## BEGIN Data listing

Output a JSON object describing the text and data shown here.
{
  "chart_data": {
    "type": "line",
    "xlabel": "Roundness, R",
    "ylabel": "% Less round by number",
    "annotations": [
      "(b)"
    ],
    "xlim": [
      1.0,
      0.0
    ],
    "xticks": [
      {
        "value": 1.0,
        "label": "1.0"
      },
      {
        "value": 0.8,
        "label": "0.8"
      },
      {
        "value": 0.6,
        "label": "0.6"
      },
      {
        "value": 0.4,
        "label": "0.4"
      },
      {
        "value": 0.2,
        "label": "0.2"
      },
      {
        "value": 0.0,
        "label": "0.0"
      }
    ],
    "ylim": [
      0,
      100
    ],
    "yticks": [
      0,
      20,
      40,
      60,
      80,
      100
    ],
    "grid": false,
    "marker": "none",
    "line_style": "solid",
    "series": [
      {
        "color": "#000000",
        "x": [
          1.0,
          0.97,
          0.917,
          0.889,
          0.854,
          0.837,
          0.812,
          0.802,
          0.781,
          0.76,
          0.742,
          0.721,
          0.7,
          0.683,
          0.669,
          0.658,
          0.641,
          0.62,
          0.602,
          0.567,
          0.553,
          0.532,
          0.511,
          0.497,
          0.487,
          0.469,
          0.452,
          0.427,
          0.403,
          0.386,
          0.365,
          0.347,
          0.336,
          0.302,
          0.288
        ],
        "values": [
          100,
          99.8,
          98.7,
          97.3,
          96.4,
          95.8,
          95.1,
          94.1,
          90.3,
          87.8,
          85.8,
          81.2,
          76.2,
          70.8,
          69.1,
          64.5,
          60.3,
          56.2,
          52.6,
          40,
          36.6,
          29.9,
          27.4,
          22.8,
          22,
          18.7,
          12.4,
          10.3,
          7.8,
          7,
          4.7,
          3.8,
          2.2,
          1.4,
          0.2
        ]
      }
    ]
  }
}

## END Data listing

Exercise task: Write the data from above out again, exactly.

Answer to the exercise:
Output a JSON object describing the text and data shown here.
{
  "chart_data": {
    "type": "line",
    "xlabel": "Roundness, R",
    "ylabel": "% Less round by number",
    "annotations": [
      "(b)"
    ],
    "xlim": [
      1.0,
      0.0
    ],
    "xticks": [
      {
        "value": 1.0,
        "label": "1.0"
      },
      {
        "value": 0.8,
        "label": "0.8"
      },
      {
        "value": 0.6,
        "label": "0.6"
      },
      {
        "value": 0.4,
        "label": "0.4"
      },
      {
        "value": 0.2,
        "label": "0.2"
      },
      {
        "value": 0.0,
        "label": "0.0"
      }
    ],
    "ylim": [
      0,
      100
    ],
    "yticks": [
      0,
      20,
      40,
      60,
      80,
      100
    ],
    "grid": false,
    "marker": "none",
    "line_style": "solid",
    "series": [
      {
        "color": "#000000",
        "x": [
          1.0,
          0.97,
          0.917,
          0.889,
          0.854,
          0.837,
          0.812,
          0.802,
          0.781,
          0.76,
          0.742,
          0.721,
          0.7,
          0.683,
          0.669,
          0.658,
          0.641,
          0.62,
          0.602,
          0.567,
          0.553,
          0.532,
          0.511,
          0.497,
          0.487,
          0.469,
          0.452,
          0.427,
          0.403,
          0.386,
          0.365,
          0.347,
          0.336,
          0.302,
          0.288
        ],
        "values": [
          100,
          99.8,
          98.7,
          97.3,
          96.4,
          95.8,
          95.1,
          94.1,
          90.3,
          87.8,
          85.8,
          81.2,
          76.2,
          70.8,
          69.1,
          64.5,
          60.3,
          56.2,
          52.6,
          40,
          36.6,
          29.9,
          27.4,
          22.8,
          22,
          18.7,
          12.4,
          10.3,
          7.8,
          7,
          4.7,
          3.8,
          2.2,
          1.4,
          0.2
        ]
      }
    ]
  }
}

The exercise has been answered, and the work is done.